Select all lines with the string "down" in them, and copy those lines.

Data excerpts
'''
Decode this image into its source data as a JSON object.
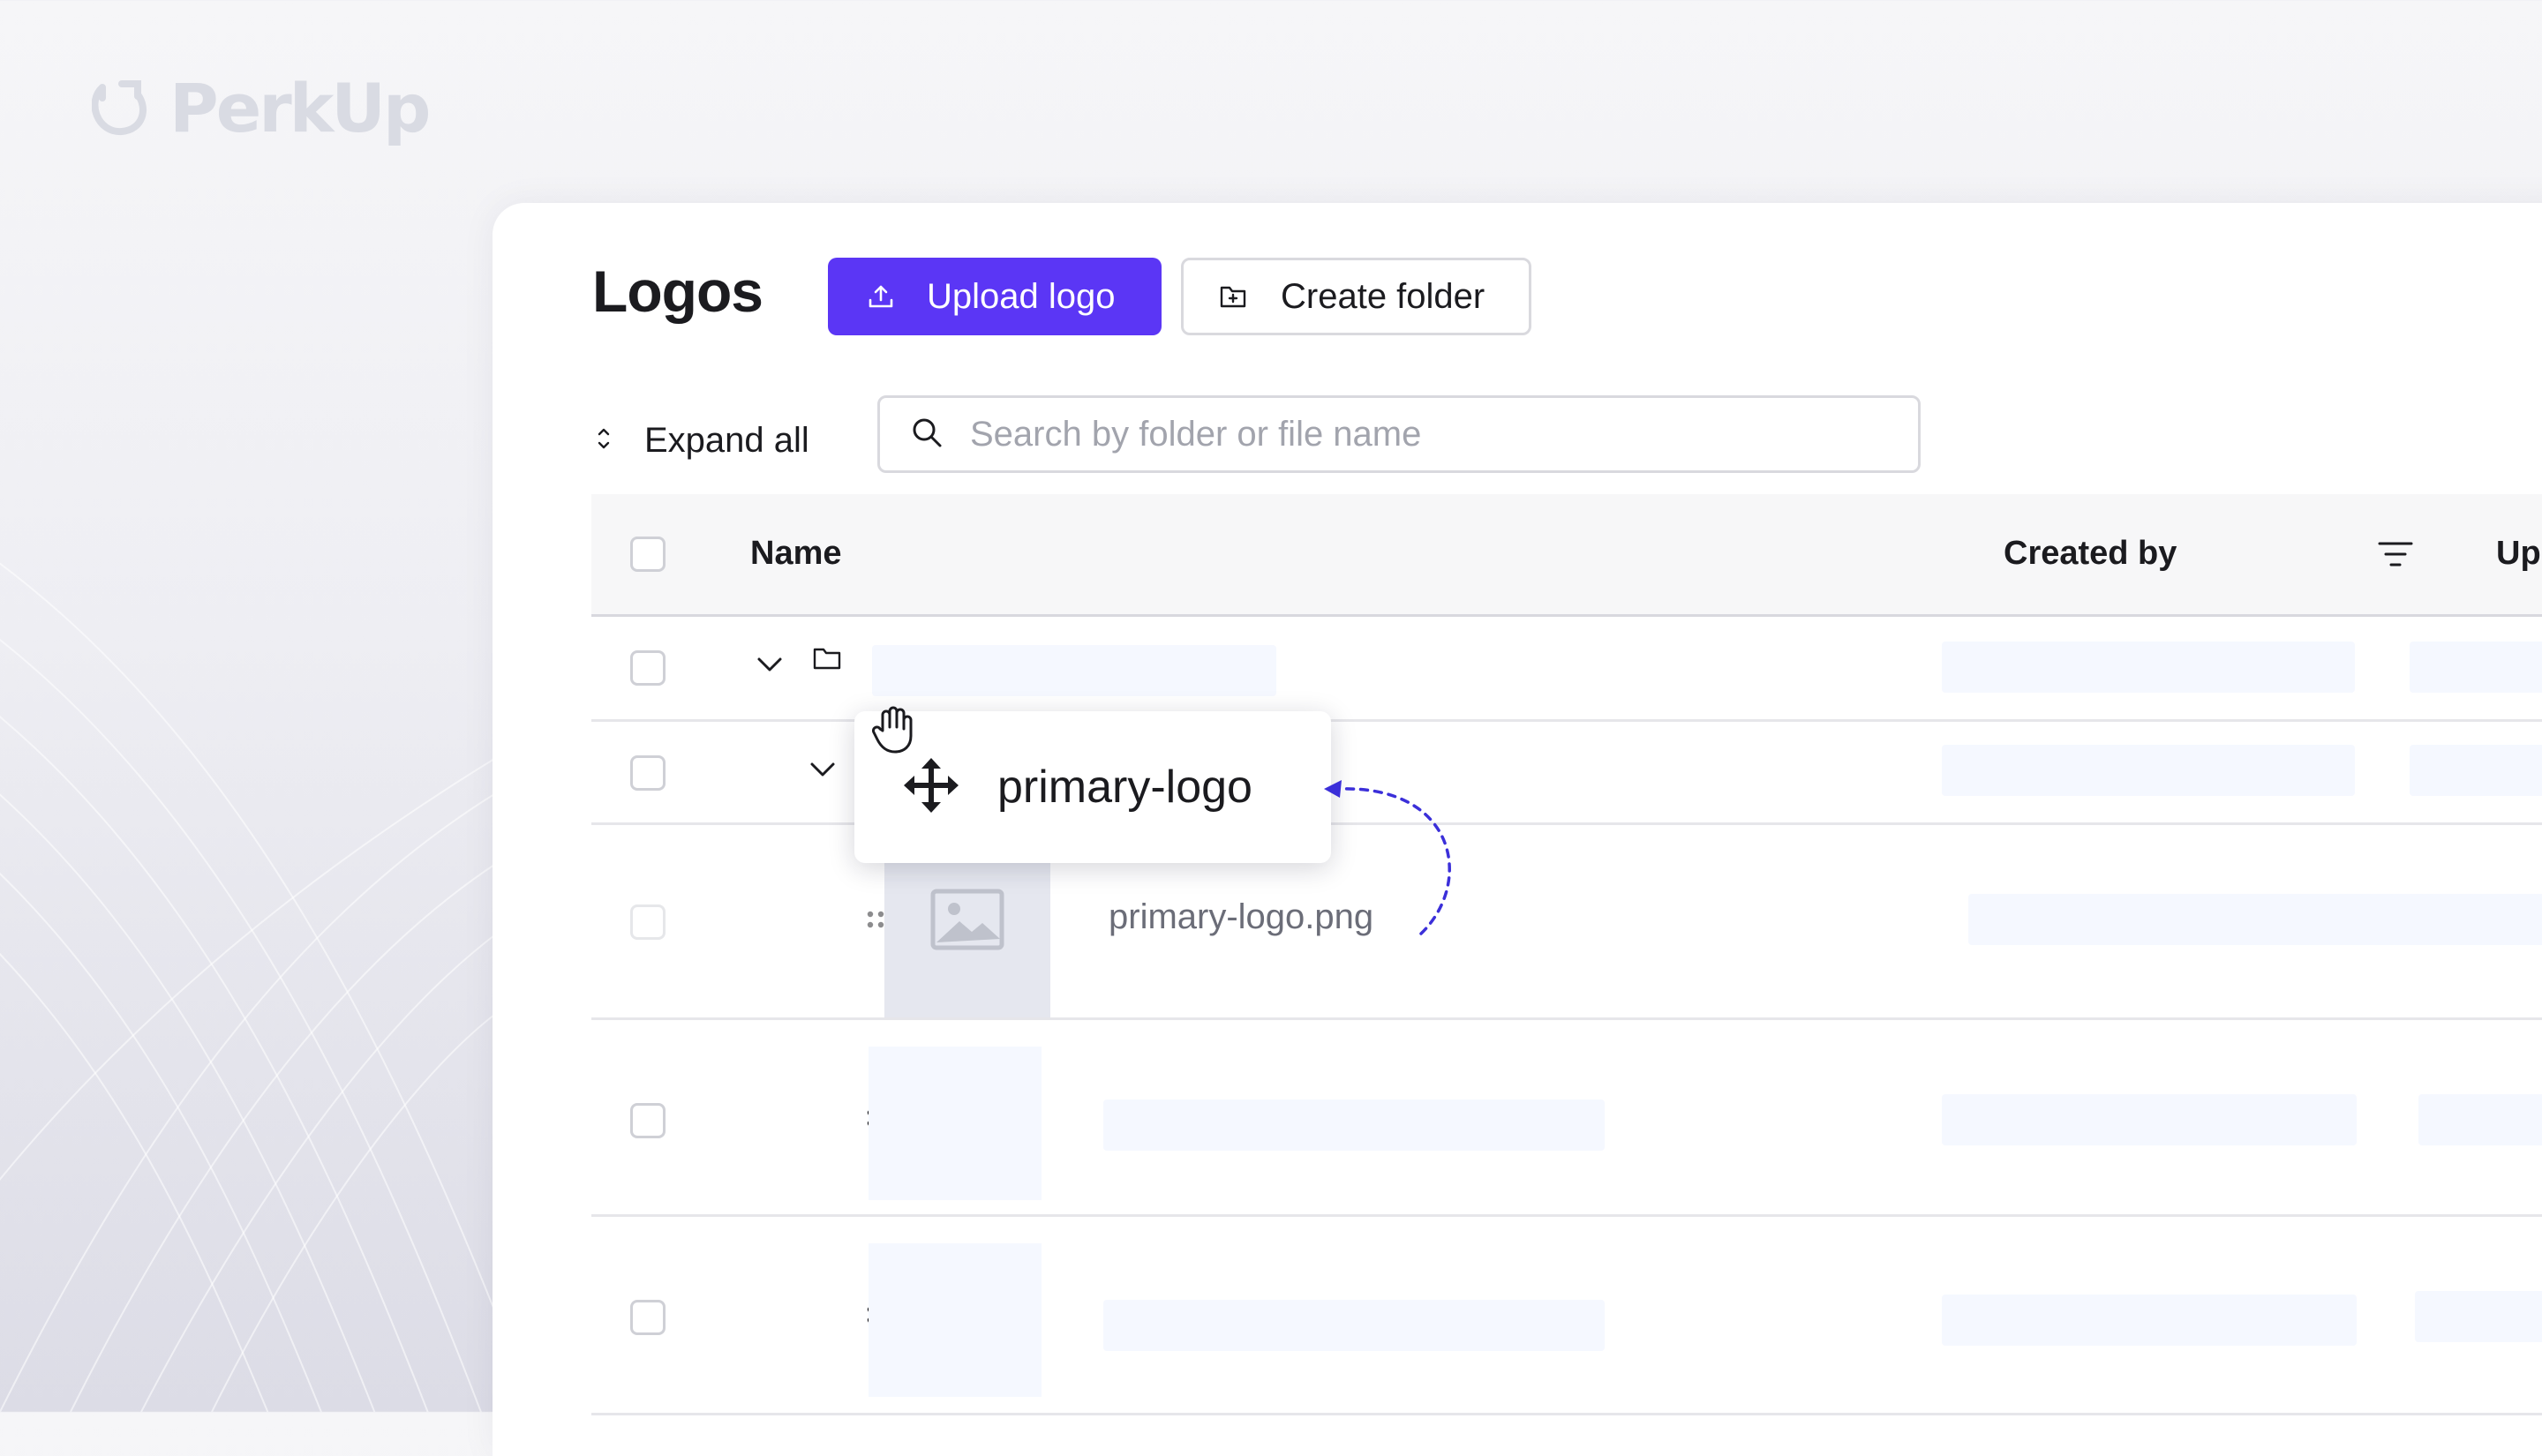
{
  "brand": {
    "name": "PerkUp"
  },
  "page": {
    "title": "Logos"
  },
  "toolbar": {
    "upload_label": "Upload logo",
    "create_folder_label": "Create folder",
    "expand_all_label": "Expand all",
    "search_placeholder": "Search by folder or file name"
  },
  "table": {
    "columns": {
      "name": "Name",
      "created_by": "Created by",
      "updated": "Up"
    },
    "rows": [
      {
        "type": "folder",
        "level": 0,
        "expanded": true
      },
      {
        "type": "folder",
        "level": 1,
        "expanded": true
      },
      {
        "type": "file",
        "name": "primary-logo.png",
        "dragging": true
      },
      {
        "type": "file-placeholder"
      },
      {
        "type": "file-placeholder"
      }
    ]
  },
  "drag": {
    "label": "primary-logo"
  },
  "colors": {
    "accent": "#5b36f5",
    "skeleton": "#f5f8ff",
    "text": "#1b1b1f",
    "muted": "#6b6d78"
  },
  "icons": [
    "upload-icon",
    "folder-plus-icon",
    "chevron-up-down-icon",
    "search-icon",
    "filter-icon",
    "chevron-down-icon",
    "folder-icon",
    "grip-icon",
    "image-icon",
    "move-icon",
    "hand-cursor-icon"
  ]
}
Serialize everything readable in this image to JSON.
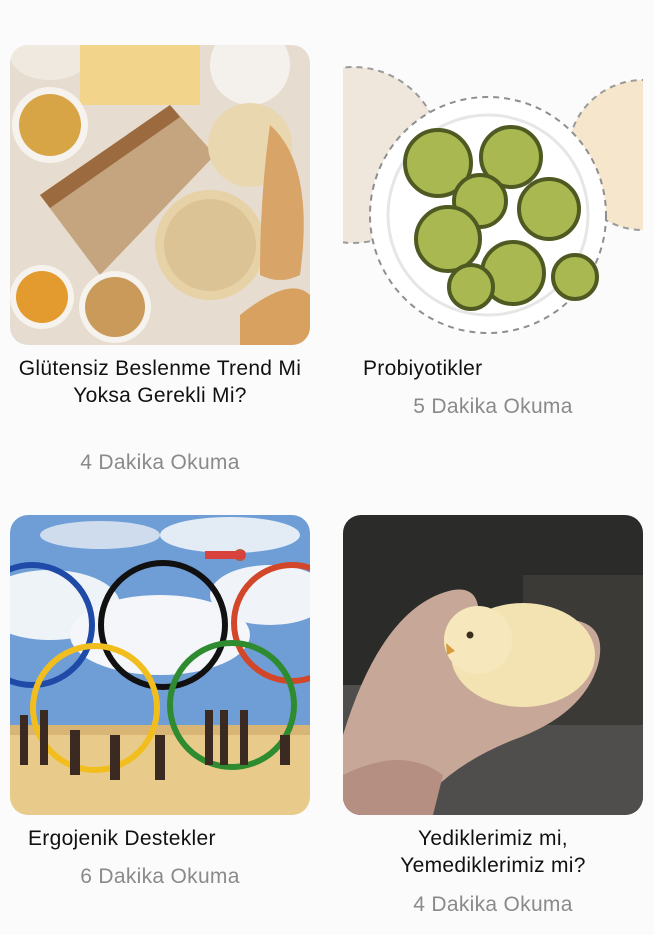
{
  "articles": [
    {
      "title": "Glütensiz Beslenme Trend Mi Yoksa Gerekli Mi?",
      "meta": "4 Dakika Okuma",
      "image": "gluten-free-food-image"
    },
    {
      "title": "Probiyotikler",
      "meta": "5 Dakika Okuma",
      "image": "pickles-bowl-image"
    },
    {
      "title": "Ergojenik Destekler",
      "meta": "6 Dakika Okuma",
      "image": "olympic-athletes-image"
    },
    {
      "title": "Yediklerimiz mi, Yemediklerimiz mi?",
      "meta": "4 Dakika Okuma",
      "image": "chick-in-hand-image"
    }
  ]
}
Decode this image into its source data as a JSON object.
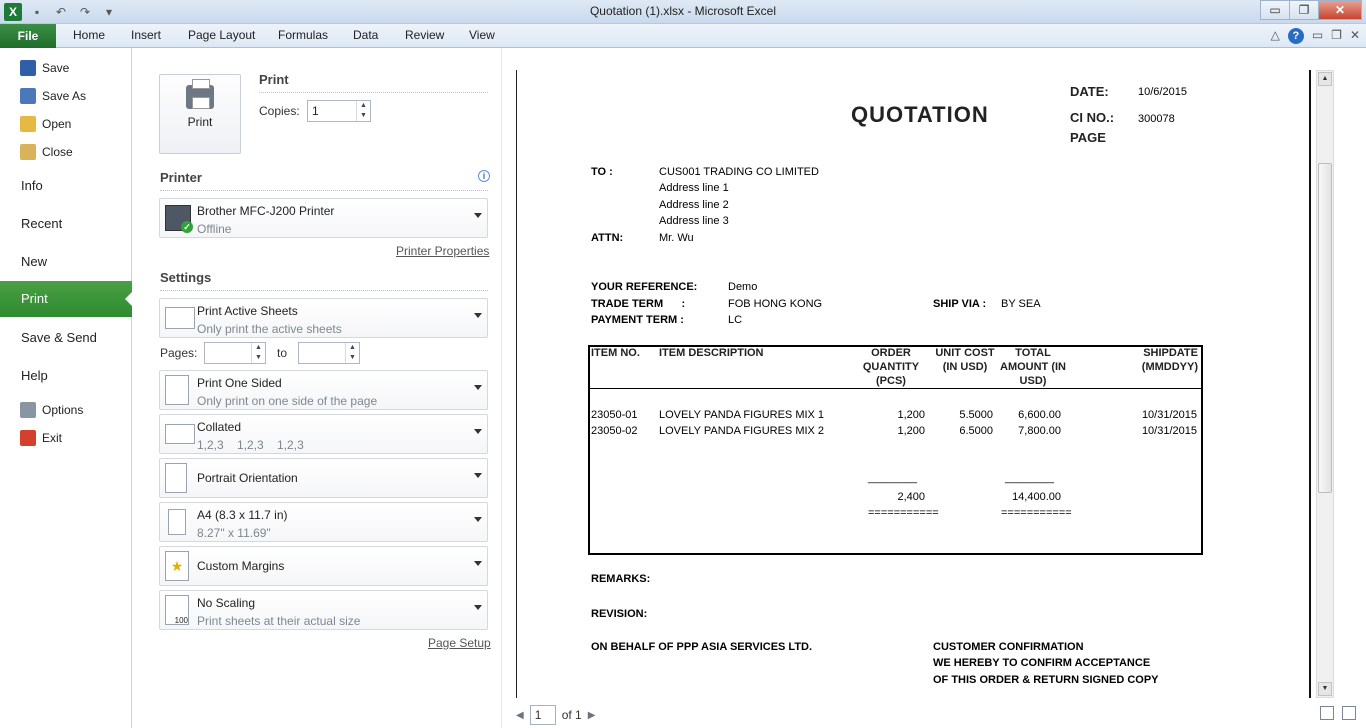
{
  "window": {
    "title": "Quotation (1).xlsx - Microsoft Excel",
    "controls": {
      "minimize": "▭",
      "restore": "❐",
      "close": "✕"
    }
  },
  "qat": {
    "save_icon": "save-icon",
    "undo_icon": "undo-icon",
    "redo_icon": "redo-icon"
  },
  "ribbon": {
    "tabs": [
      "File",
      "Home",
      "Insert",
      "Page Layout",
      "Formulas",
      "Data",
      "Review",
      "View"
    ]
  },
  "backstage": {
    "commands": [
      "Save",
      "Save As",
      "Open",
      "Close"
    ],
    "tabs": [
      "Info",
      "Recent",
      "New",
      "Print",
      "Save & Send",
      "Help"
    ],
    "bottom": [
      "Options",
      "Exit"
    ],
    "selected": "Print"
  },
  "print": {
    "section_title": "Print",
    "button_label": "Print",
    "copies_label": "Copies:",
    "copies_value": "1",
    "printer_title": "Printer",
    "printer_name": "Brother MFC-J200 Printer",
    "printer_status": "Offline",
    "printer_properties": "Printer Properties",
    "settings_title": "Settings",
    "sheets_l1": "Print Active Sheets",
    "sheets_l2": "Only print the active sheets",
    "pages_label": "Pages:",
    "pages_to": "to",
    "pages_from_value": "",
    "pages_to_value": "",
    "sided_l1": "Print One Sided",
    "sided_l2": "Only print on one side of the page",
    "collated_l1": "Collated",
    "collated_l2": "1,2,3    1,2,3    1,2,3",
    "orientation": "Portrait Orientation",
    "paper_l1": "A4 (8.3 x 11.7 in)",
    "paper_l2": "8.27\" x 11.69\"",
    "margins": "Custom Margins",
    "scaling_l1": "No Scaling",
    "scaling_l2": "Print sheets at their actual size",
    "page_setup": "Page Setup"
  },
  "preview": {
    "current_page": "1",
    "of_pages": "of 1"
  },
  "document": {
    "title": "QUOTATION",
    "date_label": "DATE:",
    "date_value": "10/6/2015",
    "cino_label": "CI NO.:",
    "cino_value": "300078",
    "page_label": "PAGE",
    "to_label": "TO :",
    "to_lines": [
      "CUS001 TRADING CO LIMITED",
      "Address line 1",
      "Address line 2",
      "Address line 3"
    ],
    "attn_label": "ATTN:",
    "attn_value": "Mr. Wu",
    "ref_label": "YOUR REFERENCE:",
    "ref_value": "Demo",
    "trade_label": "TRADE TERM      :",
    "trade_value": "FOB HONG KONG",
    "shipvia_label": "SHIP VIA :",
    "shipvia_value": "BY SEA",
    "payment_label": "PAYMENT TERM :",
    "payment_value": "LC",
    "headers": {
      "item_no": "ITEM NO.",
      "desc": "ITEM DESCRIPTION",
      "qty": "ORDER\nQUANTITY\n(PCS)",
      "cost": "UNIT COST\n(IN USD)",
      "amount": "TOTAL\nAMOUNT (IN\nUSD)",
      "ship": "SHIPDATE\n(MMDDYY)"
    },
    "rows": [
      {
        "item": "23050-01",
        "desc": "LOVELY PANDA FIGURES MIX 1",
        "qty": "1,200",
        "cost": "5.5000",
        "amount": "6,600.00",
        "ship": "10/31/2015"
      },
      {
        "item": "23050-02",
        "desc": "LOVELY PANDA FIGURES MIX 2",
        "qty": "1,200",
        "cost": "6.5000",
        "amount": "7,800.00",
        "ship": "10/31/2015"
      }
    ],
    "dash_line": "________",
    "total_qty": "2,400",
    "total_amount": "14,400.00",
    "eq_line": "===========",
    "remarks": "REMARKS:",
    "revision": "REVISION:",
    "behalf": "ON BEHALF OF PPP ASIA SERVICES LTD.",
    "confirm_1": "CUSTOMER CONFIRMATION",
    "confirm_2": "WE HEREBY TO CONFIRM ACCEPTANCE",
    "confirm_3": "OF THIS ORDER & RETURN SIGNED COPY"
  },
  "colors": {
    "accent_green": "#2f8a30",
    "ribbon_blue": "#dde8f5"
  }
}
'''
- **Response**:
    "chevron-up-down-icon",
    "chevron-down-icon",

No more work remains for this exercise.